Objective: Exactly reproduce the lines that follow.

Input for this task:
================
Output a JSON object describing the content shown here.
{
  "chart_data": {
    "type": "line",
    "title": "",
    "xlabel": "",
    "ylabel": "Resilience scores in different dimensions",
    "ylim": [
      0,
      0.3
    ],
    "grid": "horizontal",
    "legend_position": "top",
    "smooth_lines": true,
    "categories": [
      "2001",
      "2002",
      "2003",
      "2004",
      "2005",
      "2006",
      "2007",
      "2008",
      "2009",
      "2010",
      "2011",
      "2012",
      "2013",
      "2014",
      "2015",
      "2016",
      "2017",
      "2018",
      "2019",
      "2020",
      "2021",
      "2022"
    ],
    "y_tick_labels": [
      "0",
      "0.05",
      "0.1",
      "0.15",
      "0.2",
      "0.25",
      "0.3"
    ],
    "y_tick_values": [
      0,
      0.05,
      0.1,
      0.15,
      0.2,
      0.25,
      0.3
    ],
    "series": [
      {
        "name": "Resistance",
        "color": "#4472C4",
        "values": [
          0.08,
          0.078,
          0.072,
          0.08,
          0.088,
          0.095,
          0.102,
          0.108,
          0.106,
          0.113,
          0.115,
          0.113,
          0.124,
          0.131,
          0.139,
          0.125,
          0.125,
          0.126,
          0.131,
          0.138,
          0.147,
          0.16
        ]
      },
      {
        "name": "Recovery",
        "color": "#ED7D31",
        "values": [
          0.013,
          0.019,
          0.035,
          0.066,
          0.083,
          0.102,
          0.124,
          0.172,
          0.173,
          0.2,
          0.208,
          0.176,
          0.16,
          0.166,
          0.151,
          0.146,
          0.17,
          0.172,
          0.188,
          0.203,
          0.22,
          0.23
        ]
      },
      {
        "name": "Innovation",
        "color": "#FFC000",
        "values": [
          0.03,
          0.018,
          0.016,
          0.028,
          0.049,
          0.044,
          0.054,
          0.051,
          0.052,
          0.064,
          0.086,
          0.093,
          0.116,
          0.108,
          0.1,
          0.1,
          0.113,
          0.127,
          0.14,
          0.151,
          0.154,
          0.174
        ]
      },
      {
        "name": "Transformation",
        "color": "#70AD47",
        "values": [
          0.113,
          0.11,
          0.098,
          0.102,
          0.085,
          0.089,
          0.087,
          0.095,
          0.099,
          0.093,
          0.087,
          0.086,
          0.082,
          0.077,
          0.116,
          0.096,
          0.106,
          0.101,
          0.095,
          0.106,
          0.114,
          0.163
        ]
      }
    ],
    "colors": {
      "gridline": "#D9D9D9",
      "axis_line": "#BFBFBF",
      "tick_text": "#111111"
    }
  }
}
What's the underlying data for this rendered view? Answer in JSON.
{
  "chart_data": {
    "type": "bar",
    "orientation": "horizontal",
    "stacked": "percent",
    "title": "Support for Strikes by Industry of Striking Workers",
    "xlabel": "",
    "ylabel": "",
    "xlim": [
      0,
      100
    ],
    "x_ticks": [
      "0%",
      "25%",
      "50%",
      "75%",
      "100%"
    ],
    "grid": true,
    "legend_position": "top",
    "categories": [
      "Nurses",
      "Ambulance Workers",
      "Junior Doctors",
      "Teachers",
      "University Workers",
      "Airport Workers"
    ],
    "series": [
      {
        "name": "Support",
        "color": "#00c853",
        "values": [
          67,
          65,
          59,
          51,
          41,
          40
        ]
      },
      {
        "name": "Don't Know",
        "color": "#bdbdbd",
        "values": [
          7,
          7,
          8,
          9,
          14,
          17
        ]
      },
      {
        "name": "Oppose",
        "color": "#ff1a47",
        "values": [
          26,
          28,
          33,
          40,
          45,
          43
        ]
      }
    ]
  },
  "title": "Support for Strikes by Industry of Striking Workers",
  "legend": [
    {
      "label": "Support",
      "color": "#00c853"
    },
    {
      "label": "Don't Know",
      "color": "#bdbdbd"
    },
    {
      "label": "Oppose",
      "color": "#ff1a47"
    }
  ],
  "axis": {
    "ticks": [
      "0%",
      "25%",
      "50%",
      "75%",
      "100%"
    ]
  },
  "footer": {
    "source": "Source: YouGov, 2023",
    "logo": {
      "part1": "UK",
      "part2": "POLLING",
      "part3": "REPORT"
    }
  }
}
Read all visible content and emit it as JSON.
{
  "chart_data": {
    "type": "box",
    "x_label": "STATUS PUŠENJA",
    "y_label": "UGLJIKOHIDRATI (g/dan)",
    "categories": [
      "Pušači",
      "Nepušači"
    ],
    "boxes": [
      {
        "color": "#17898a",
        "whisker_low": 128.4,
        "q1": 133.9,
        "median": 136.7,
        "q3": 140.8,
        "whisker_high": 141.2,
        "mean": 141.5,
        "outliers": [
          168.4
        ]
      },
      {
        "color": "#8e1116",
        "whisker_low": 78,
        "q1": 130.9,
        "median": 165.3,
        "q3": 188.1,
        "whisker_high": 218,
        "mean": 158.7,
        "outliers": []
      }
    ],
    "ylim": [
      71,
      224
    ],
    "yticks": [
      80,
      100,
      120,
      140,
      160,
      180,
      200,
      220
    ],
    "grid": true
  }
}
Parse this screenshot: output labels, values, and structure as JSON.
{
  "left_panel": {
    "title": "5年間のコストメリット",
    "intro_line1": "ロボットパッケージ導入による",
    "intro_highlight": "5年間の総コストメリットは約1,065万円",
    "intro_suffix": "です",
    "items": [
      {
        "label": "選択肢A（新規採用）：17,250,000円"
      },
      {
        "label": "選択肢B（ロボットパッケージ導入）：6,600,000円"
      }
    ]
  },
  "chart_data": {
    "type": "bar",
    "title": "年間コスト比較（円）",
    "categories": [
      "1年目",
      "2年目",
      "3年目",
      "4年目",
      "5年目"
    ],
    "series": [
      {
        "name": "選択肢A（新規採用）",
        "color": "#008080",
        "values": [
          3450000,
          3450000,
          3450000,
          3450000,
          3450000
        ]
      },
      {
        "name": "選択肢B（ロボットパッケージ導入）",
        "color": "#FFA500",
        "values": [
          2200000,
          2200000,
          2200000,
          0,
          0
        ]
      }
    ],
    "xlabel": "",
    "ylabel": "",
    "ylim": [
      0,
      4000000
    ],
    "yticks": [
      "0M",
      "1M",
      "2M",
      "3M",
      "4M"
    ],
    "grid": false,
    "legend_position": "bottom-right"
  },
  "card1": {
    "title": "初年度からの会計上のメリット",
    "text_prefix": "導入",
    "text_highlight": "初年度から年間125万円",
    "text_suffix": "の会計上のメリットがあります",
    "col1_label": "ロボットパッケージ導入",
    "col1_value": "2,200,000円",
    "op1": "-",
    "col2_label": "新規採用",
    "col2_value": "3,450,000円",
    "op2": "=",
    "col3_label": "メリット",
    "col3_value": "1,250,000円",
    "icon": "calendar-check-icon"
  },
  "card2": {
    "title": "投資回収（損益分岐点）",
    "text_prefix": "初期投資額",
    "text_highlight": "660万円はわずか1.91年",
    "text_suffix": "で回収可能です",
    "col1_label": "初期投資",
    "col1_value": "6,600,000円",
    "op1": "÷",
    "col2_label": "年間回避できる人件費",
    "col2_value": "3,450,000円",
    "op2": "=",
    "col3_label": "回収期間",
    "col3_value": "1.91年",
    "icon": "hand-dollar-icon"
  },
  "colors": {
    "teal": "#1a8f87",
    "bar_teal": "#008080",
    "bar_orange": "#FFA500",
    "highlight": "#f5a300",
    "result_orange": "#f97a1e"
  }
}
================
Exercise output:
Output a JSON object describing the content shown here.
{
  "chart_data": {
    "type": "line",
    "title": "",
    "xlabel": "",
    "ylabel": "Resilience scores in different dimensions",
    "ylim": [
      0,
      0.3
    ],
    "grid": "horizontal",
    "legend_position": "top",
    "smooth_lines": true,
    "categories": [
      "2001",
      "2002",
      "2003",
      "2004",
      "2005",
      "2006",
      "2007",
      "2008",
      "2009",
      "2010",
      "2011",
      "2012",
      "2013",
      "2014",
      "2015",
      "2016",
      "2017",
      "2018",
      "2019",
      "2020",
      "2021",
      "2022"
    ],
    "y_tick_labels": [
      "0",
      "0.05",
      "0.1",
      "0.15",
      "0.2",
      "0.25",
      "0.3"
    ],
    "y_tick_values": [
      0,
      0.05,
      0.1,
      0.15,
      0.2,
      0.25,
      0.3
    ],
    "series": [
      {
        "name": "Resistance",
        "color": "#4472C4",
        "values": [
          0.08,
          0.078,
          0.072,
          0.08,
          0.088,
          0.095,
          0.102,
          0.108,
          0.106,
          0.113,
          0.115,
          0.113,
          0.124,
          0.131,
          0.139,
          0.125,
          0.125,
          0.126,
          0.131,
          0.138,
          0.147,
          0.16
        ]
      },
      {
        "name": "Recovery",
        "color": "#ED7D31",
        "values": [
          0.013,
          0.019,
          0.035,
          0.066,
          0.083,
          0.102,
          0.124,
          0.172,
          0.173,
          0.2,
          0.208,
          0.176,
          0.16,
          0.166,
          0.151,
          0.146,
          0.17,
          0.172,
          0.188,
          0.203,
          0.22,
          0.23
        ]
      },
      {
        "name": "Innovation",
        "color": "#FFC000",
        "values": [
          0.03,
          0.018,
          0.016,
          0.028,
          0.049,
          0.044,
          0.054,
          0.051,
          0.052,
          0.064,
          0.086,
          0.093,
          0.116,
          0.108,
          0.1,
          0.1,
          0.113,
          0.127,
          0.14,
          0.151,
          0.154,
          0.174
        ]
      },
      {
        "name": "Transformation",
        "color": "#70AD47",
        "values": [
          0.113,
          0.11,
          0.098,
          0.102,
          0.085,
          0.089,
          0.087,
          0.095,
          0.099,
          0.093,
          0.087,
          0.086,
          0.082,
          0.077,
          0.116,
          0.096,
          0.106,
          0.101,
          0.095,
          0.106,
          0.114,
          0.163
        ]
      }
    ],
    "colors": {
      "gridline": "#D9D9D9",
      "axis_line": "#BFBFBF",
      "tick_text": "#111111"
    }
  }
}
What's the underlying data for this rendered view? Answer in JSON.
{
  "chart_data": {
    "type": "bar",
    "orientation": "horizontal",
    "stacked": "percent",
    "title": "Support for Strikes by Industry of Striking Workers",
    "xlabel": "",
    "ylabel": "",
    "xlim": [
      0,
      100
    ],
    "x_ticks": [
      "0%",
      "25%",
      "50%",
      "75%",
      "100%"
    ],
    "grid": true,
    "legend_position": "top",
    "categories": [
      "Nurses",
      "Ambulance Workers",
      "Junior Doctors",
      "Teachers",
      "University Workers",
      "Airport Workers"
    ],
    "series": [
      {
        "name": "Support",
        "color": "#00c853",
        "values": [
          67,
          65,
          59,
          51,
          41,
          40
        ]
      },
      {
        "name": "Don't Know",
        "color": "#bdbdbd",
        "values": [
          7,
          7,
          8,
          9,
          14,
          17
        ]
      },
      {
        "name": "Oppose",
        "color": "#ff1a47",
        "values": [
          26,
          28,
          33,
          40,
          45,
          43
        ]
      }
    ]
  },
  "title": "Support for Strikes by Industry of Striking Workers",
  "legend": [
    {
      "label": "Support",
      "color": "#00c853"
    },
    {
      "label": "Don't Know",
      "color": "#bdbdbd"
    },
    {
      "label": "Oppose",
      "color": "#ff1a47"
    }
  ],
  "axis": {
    "ticks": [
      "0%",
      "25%",
      "50%",
      "75%",
      "100%"
    ]
  },
  "footer": {
    "source": "Source: YouGov, 2023",
    "logo": {
      "part1": "UK",
      "part2": "POLLING",
      "part3": "REPORT"
    }
  }
}
Read all visible content and emit it as JSON.
{
  "chart_data": {
    "type": "box",
    "x_label": "STATUS PUŠENJA",
    "y_label": "UGLJIKOHIDRATI (g/dan)",
    "categories": [
      "Pušači",
      "Nepušači"
    ],
    "boxes": [
      {
        "color": "#17898a",
        "whisker_low": 128.4,
        "q1": 133.9,
        "median": 136.7,
        "q3": 140.8,
        "whisker_high": 141.2,
        "mean": 141.5,
        "outliers": [
          168.4
        ]
      },
      {
        "color": "#8e1116",
        "whisker_low": 78,
        "q1": 130.9,
        "median": 165.3,
        "q3": 188.1,
        "whisker_high": 218,
        "mean": 158.7,
        "outliers": []
      }
    ],
    "ylim": [
      71,
      224
    ],
    "yticks": [
      80,
      100,
      120,
      140,
      160,
      180,
      200,
      220
    ],
    "grid": true
  }
}
Parse this screenshot: output labels, values, and structure as JSON.
{
  "left_panel": {
    "title": "5年間のコストメリット",
    "intro_line1": "ロボットパッケージ導入による",
    "intro_highlight": "5年間の総コストメリットは約1,065万円",
    "intro_suffix": "です",
    "items": [
      {
        "label": "選択肢A（新規採用）：17,250,000円"
      },
      {
        "label": "選択肢B（ロボットパッケージ導入）：6,600,000円"
      }
    ]
  },
  "chart_data": {
    "type": "bar",
    "title": "年間コスト比較（円）",
    "categories": [
      "1年目",
      "2年目",
      "3年目",
      "4年目",
      "5年目"
    ],
    "series": [
      {
        "name": "選択肢A（新規採用）",
        "color": "#008080",
        "values": [
          3450000,
          3450000,
          3450000,
          3450000,
          3450000
        ]
      },
      {
        "name": "選択肢B（ロボットパッケージ導入）",
        "color": "#FFA500",
        "values": [
          2200000,
          2200000,
          2200000,
          0,
          0
        ]
      }
    ],
    "xlabel": "",
    "ylabel": "",
    "ylim": [
      0,
      4000000
    ],
    "yticks": [
      "0M",
      "1M",
      "2M",
      "3M",
      "4M"
    ],
    "grid": false,
    "legend_position": "bottom-right"
  },
  "card1": {
    "title": "初年度からの会計上のメリット",
    "text_prefix": "導入",
    "text_highlight": "初年度から年間125万円",
    "text_suffix": "の会計上のメリットがあります",
    "col1_label": "ロボットパッケージ導入",
    "col1_value": "2,200,000円",
    "op1": "-",
    "col2_label": "新規採用",
    "col2_value": "3,450,000円",
    "op2": "=",
    "col3_label": "メリット",
    "col3_value": "1,250,000円",
    "icon": "calendar-check-icon"
  },
  "card2": {
    "title": "投資回収（損益分岐点）",
    "text_prefix": "初期投資額",
    "text_highlight": "660万円はわずか1.91年",
    "text_suffix": "で回収可能です",
    "col1_label": "初期投資",
    "col1_value": "6,600,000円",
    "op1": "÷",
    "col2_label": "年間回避できる人件費",
    "col2_value": "3,450,000円",
    "op2": "=",
    "col3_label": "回収期間",
    "col3_value": "1.91年",
    "icon": "hand-dollar-icon"
  },
  "colors": {
    "teal": "#1a8f87",
    "bar_teal": "#008080",
    "bar_orange": "#FFA500",
    "highlight": "#f5a300",
    "result_orange": "#f97a1e"
  }
}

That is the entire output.